### WHAT YOU HAVE TO DO
Retype each entry below exactly as it stands.

------

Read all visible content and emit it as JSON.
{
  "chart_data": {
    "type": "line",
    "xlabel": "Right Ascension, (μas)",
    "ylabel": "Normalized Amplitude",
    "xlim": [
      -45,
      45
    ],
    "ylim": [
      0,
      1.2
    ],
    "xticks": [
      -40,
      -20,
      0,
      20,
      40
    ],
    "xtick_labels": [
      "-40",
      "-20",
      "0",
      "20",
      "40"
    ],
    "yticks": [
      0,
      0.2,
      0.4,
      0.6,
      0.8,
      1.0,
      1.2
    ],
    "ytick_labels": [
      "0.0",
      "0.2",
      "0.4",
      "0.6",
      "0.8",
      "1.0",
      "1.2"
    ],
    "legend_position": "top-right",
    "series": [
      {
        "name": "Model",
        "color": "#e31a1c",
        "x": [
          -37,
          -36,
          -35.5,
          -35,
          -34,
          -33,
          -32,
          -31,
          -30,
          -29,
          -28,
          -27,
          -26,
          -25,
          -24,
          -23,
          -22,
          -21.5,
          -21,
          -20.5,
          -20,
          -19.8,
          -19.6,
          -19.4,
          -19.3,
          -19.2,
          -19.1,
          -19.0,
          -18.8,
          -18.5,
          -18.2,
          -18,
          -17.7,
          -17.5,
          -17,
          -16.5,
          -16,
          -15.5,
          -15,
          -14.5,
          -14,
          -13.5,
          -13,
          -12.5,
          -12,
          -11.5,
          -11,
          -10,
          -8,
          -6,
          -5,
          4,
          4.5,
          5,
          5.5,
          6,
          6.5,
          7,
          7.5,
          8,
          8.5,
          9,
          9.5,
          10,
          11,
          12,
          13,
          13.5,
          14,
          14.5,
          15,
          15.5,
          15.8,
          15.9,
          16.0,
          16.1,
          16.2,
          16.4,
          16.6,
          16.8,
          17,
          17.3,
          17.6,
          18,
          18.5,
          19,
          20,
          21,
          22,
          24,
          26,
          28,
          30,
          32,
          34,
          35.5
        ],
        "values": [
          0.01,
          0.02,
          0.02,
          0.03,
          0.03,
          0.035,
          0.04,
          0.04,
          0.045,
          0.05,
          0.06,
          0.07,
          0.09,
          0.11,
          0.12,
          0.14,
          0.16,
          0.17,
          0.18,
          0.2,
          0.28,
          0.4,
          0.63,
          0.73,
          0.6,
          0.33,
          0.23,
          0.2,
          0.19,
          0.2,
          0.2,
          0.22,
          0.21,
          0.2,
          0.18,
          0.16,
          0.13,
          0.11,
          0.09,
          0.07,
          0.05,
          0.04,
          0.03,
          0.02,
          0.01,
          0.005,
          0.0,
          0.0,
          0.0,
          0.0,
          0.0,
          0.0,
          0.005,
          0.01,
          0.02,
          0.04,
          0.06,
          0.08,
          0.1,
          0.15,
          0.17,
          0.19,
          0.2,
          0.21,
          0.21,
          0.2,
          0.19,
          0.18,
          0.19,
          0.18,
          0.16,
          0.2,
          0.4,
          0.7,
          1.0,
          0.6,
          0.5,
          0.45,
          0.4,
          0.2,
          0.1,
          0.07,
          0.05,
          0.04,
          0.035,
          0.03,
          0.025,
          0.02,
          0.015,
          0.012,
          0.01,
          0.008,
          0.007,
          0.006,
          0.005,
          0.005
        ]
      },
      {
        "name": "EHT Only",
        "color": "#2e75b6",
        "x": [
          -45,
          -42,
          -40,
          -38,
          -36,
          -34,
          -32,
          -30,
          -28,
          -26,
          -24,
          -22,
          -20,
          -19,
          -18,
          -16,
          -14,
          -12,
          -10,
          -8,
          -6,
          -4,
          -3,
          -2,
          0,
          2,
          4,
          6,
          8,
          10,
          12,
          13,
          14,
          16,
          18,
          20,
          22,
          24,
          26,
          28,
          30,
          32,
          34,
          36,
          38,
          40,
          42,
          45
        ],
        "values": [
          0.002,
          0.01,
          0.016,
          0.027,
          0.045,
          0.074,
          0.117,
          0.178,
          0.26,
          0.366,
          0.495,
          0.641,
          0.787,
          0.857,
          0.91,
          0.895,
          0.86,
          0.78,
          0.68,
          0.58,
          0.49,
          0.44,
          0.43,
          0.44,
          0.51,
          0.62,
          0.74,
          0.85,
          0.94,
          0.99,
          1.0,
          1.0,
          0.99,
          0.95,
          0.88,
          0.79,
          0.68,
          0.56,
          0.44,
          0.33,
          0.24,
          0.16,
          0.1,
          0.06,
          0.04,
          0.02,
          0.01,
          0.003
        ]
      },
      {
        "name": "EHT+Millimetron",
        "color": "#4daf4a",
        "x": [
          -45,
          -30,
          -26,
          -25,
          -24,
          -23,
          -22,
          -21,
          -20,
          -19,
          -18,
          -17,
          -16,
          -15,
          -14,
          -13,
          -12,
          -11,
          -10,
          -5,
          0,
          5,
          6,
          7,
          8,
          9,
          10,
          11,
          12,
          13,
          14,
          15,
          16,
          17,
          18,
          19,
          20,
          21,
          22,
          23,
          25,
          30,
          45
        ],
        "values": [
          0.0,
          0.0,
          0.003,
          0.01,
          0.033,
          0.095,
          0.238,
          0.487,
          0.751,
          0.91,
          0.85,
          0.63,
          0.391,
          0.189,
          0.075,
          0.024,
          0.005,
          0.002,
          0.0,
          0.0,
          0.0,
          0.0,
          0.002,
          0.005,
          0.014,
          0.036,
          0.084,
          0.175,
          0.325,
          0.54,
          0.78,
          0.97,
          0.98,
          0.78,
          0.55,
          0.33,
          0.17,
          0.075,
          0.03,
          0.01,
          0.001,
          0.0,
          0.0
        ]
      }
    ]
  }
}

------

### THE SOLUTION
Read all visible content and emit it as JSON.
{
  "chart_data": {
    "type": "line",
    "xlabel": "Right Ascension, (μas)",
    "ylabel": "Normalized Amplitude",
    "xlim": [
      -45,
      45
    ],
    "ylim": [
      0,
      1.2
    ],
    "xticks": [
      -40,
      -20,
      0,
      20,
      40
    ],
    "xtick_labels": [
      "-40",
      "-20",
      "0",
      "20",
      "40"
    ],
    "yticks": [
      0,
      0.2,
      0.4,
      0.6,
      0.8,
      1.0,
      1.2
    ],
    "ytick_labels": [
      "0.0",
      "0.2",
      "0.4",
      "0.6",
      "0.8",
      "1.0",
      "1.2"
    ],
    "legend_position": "top-right",
    "series": [
      {
        "name": "Model",
        "color": "#e31a1c",
        "x": [
          -37,
          -36,
          -35.5,
          -35,
          -34,
          -33,
          -32,
          -31,
          -30,
          -29,
          -28,
          -27,
          -26,
          -25,
          -24,
          -23,
          -22,
          -21.5,
          -21,
          -20.5,
          -20,
          -19.8,
          -19.6,
          -19.4,
          -19.3,
          -19.2,
          -19.1,
          -19.0,
          -18.8,
          -18.5,
          -18.2,
          -18,
          -17.7,
          -17.5,
          -17,
          -16.5,
          -16,
          -15.5,
          -15,
          -14.5,
          -14,
          -13.5,
          -13,
          -12.5,
          -12,
          -11.5,
          -11,
          -10,
          -8,
          -6,
          -5,
          4,
          4.5,
          5,
          5.5,
          6,
          6.5,
          7,
          7.5,
          8,
          8.5,
          9,
          9.5,
          10,
          11,
          12,
          13,
          13.5,
          14,
          14.5,
          15,
          15.5,
          15.8,
          15.9,
          16.0,
          16.1,
          16.2,
          16.4,
          16.6,
          16.8,
          17,
          17.3,
          17.6,
          18,
          18.5,
          19,
          20,
          21,
          22,
          24,
          26,
          28,
          30,
          32,
          34,
          35.5
        ],
        "values": [
          0.01,
          0.02,
          0.02,
          0.03,
          0.03,
          0.035,
          0.04,
          0.04,
          0.045,
          0.05,
          0.06,
          0.07,
          0.09,
          0.11,
          0.12,
          0.14,
          0.16,
          0.17,
          0.18,
          0.2,
          0.28,
          0.4,
          0.63,
          0.73,
          0.6,
          0.33,
          0.23,
          0.2,
          0.19,
          0.2,
          0.2,
          0.22,
          0.21,
          0.2,
          0.18,
          0.16,
          0.13,
          0.11,
          0.09,
          0.07,
          0.05,
          0.04,
          0.03,
          0.02,
          0.01,
          0.005,
          0.0,
          0.0,
          0.0,
          0.0,
          0.0,
          0.0,
          0.005,
          0.01,
          0.02,
          0.04,
          0.06,
          0.08,
          0.1,
          0.15,
          0.17,
          0.19,
          0.2,
          0.21,
          0.21,
          0.2,
          0.19,
          0.18,
          0.19,
          0.18,
          0.16,
          0.2,
          0.4,
          0.7,
          1.0,
          0.6,
          0.5,
          0.45,
          0.4,
          0.2,
          0.1,
          0.07,
          0.05,
          0.04,
          0.035,
          0.03,
          0.025,
          0.02,
          0.015,
          0.012,
          0.01,
          0.008,
          0.007,
          0.006,
          0.005,
          0.005
        ]
      },
      {
        "name": "EHT Only",
        "color": "#2e75b6",
        "x": [
          -45,
          -42,
          -40,
          -38,
          -36,
          -34,
          -32,
          -30,
          -28,
          -26,
          -24,
          -22,
          -20,
          -19,
          -18,
          -16,
          -14,
          -12,
          -10,
          -8,
          -6,
          -4,
          -3,
          -2,
          0,
          2,
          4,
          6,
          8,
          10,
          12,
          13,
          14,
          16,
          18,
          20,
          22,
          24,
          26,
          28,
          30,
          32,
          34,
          36,
          38,
          40,
          42,
          45
        ],
        "values": [
          0.002,
          0.01,
          0.016,
          0.027,
          0.045,
          0.074,
          0.117,
          0.178,
          0.26,
          0.366,
          0.495,
          0.641,
          0.787,
          0.857,
          0.91,
          0.895,
          0.86,
          0.78,
          0.68,
          0.58,
          0.49,
          0.44,
          0.43,
          0.44,
          0.51,
          0.62,
          0.74,
          0.85,
          0.94,
          0.99,
          1.0,
          1.0,
          0.99,
          0.95,
          0.88,
          0.79,
          0.68,
          0.56,
          0.44,
          0.33,
          0.24,
          0.16,
          0.1,
          0.06,
          0.04,
          0.02,
          0.01,
          0.003
        ]
      },
      {
        "name": "EHT+Millimetron",
        "color": "#4daf4a",
        "x": [
          -45,
          -30,
          -26,
          -25,
          -24,
          -23,
          -22,
          -21,
          -20,
          -19,
          -18,
          -17,
          -16,
          -15,
          -14,
          -13,
          -12,
          -11,
          -10,
          -5,
          0,
          5,
          6,
          7,
          8,
          9,
          10,
          11,
          12,
          13,
          14,
          15,
          16,
          17,
          18,
          19,
          20,
          21,
          22,
          23,
          25,
          30,
          45
        ],
        "values": [
          0.0,
          0.0,
          0.003,
          0.01,
          0.033,
          0.095,
          0.238,
          0.487,
          0.751,
          0.91,
          0.85,
          0.63,
          0.391,
          0.189,
          0.075,
          0.024,
          0.005,
          0.002,
          0.0,
          0.0,
          0.0,
          0.0,
          0.002,
          0.005,
          0.014,
          0.036,
          0.084,
          0.175,
          0.325,
          0.54,
          0.78,
          0.97,
          0.98,
          0.78,
          0.55,
          0.33,
          0.17,
          0.075,
          0.03,
          0.01,
          0.001,
          0.0,
          0.0
        ]
      }
    ]
  }
}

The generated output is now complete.